Without the pictures, give the entries below again exactly as written.

━━━━━━━━━━━━━━━━━━━━

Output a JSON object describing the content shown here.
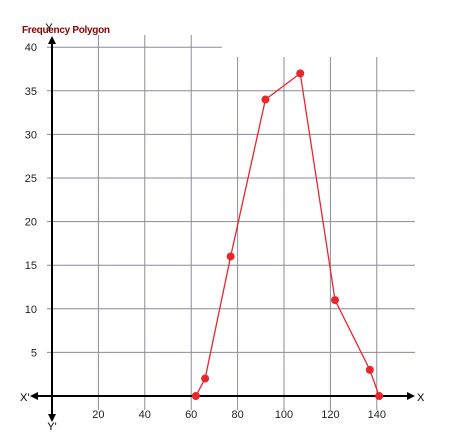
{
  "chart_data": {
    "type": "line",
    "title": "Frequency Polygon",
    "axis_names": {
      "x_pos": "X",
      "x_neg": "X'",
      "y_pos": "Y",
      "y_neg": "Y'"
    },
    "xlim": [
      0,
      140
    ],
    "ylim": [
      0,
      40
    ],
    "x_ticks": [
      "20",
      "40",
      "60",
      "80",
      "100",
      "120",
      "140"
    ],
    "y_ticks": [
      "5",
      "10",
      "15",
      "20",
      "25",
      "30",
      "35",
      "40"
    ],
    "grid": true,
    "series": [
      {
        "color": "#e8262c",
        "points": [
          {
            "x": 62,
            "y": 0
          },
          {
            "x": 66,
            "y": 2
          },
          {
            "x": 77,
            "y": 16
          },
          {
            "x": 92,
            "y": 34
          },
          {
            "x": 107,
            "y": 37
          },
          {
            "x": 122,
            "y": 11
          },
          {
            "x": 137,
            "y": 3
          },
          {
            "x": 141,
            "y": 0
          }
        ]
      }
    ]
  }
}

━━━━━━━━━━━━━━━━━━━━

In response
Output a JSON object describing the content shown here.
{
  "chart_data": {
    "type": "line",
    "title": "Frequency Polygon",
    "axis_names": {
      "x_pos": "X",
      "x_neg": "X'",
      "y_pos": "Y",
      "y_neg": "Y'"
    },
    "xlim": [
      0,
      140
    ],
    "ylim": [
      0,
      40
    ],
    "x_ticks": [
      "20",
      "40",
      "60",
      "80",
      "100",
      "120",
      "140"
    ],
    "y_ticks": [
      "5",
      "10",
      "15",
      "20",
      "25",
      "30",
      "35",
      "40"
    ],
    "grid": true,
    "series": [
      {
        "color": "#e8262c",
        "points": [
          {
            "x": 62,
            "y": 0
          },
          {
            "x": 66,
            "y": 2
          },
          {
            "x": 77,
            "y": 16
          },
          {
            "x": 92,
            "y": 34
          },
          {
            "x": 107,
            "y": 37
          },
          {
            "x": 122,
            "y": 11
          },
          {
            "x": 137,
            "y": 3
          },
          {
            "x": 141,
            "y": 0
          }
        ]
      }
    ]
  }
}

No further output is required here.